▶ _To be done_
Copy out each line of the data that holds the word "FFFFFF".

▶ _Dataset content_
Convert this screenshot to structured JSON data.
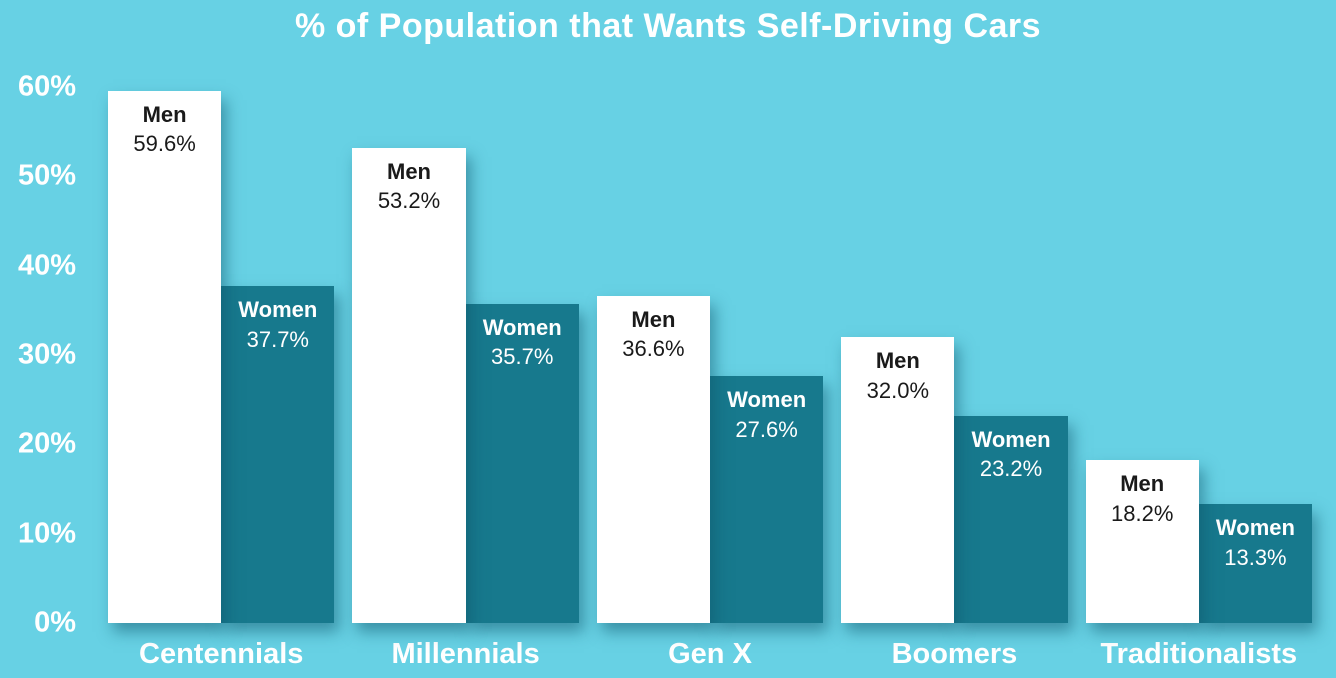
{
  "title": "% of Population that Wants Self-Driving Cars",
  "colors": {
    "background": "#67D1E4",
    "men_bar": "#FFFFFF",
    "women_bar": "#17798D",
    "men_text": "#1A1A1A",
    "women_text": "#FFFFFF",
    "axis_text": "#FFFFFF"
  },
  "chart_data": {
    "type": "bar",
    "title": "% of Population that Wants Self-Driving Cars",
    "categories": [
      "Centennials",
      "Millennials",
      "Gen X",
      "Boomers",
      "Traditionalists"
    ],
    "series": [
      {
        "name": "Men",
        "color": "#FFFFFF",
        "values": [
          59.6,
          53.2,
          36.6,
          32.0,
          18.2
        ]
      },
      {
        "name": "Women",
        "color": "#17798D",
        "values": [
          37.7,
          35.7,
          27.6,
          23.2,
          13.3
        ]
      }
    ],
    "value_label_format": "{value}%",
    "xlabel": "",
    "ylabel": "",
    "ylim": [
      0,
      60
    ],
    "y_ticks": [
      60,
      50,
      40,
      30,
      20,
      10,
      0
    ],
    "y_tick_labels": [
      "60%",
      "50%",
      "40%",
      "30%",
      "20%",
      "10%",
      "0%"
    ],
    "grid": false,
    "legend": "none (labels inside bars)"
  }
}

▶ _Task response_
    "men_bar": "#FFFFFF",
    "women_text": "#FFFFFF",
    "axis_text": "#FFFFFF"
        "color": "#FFFFFF",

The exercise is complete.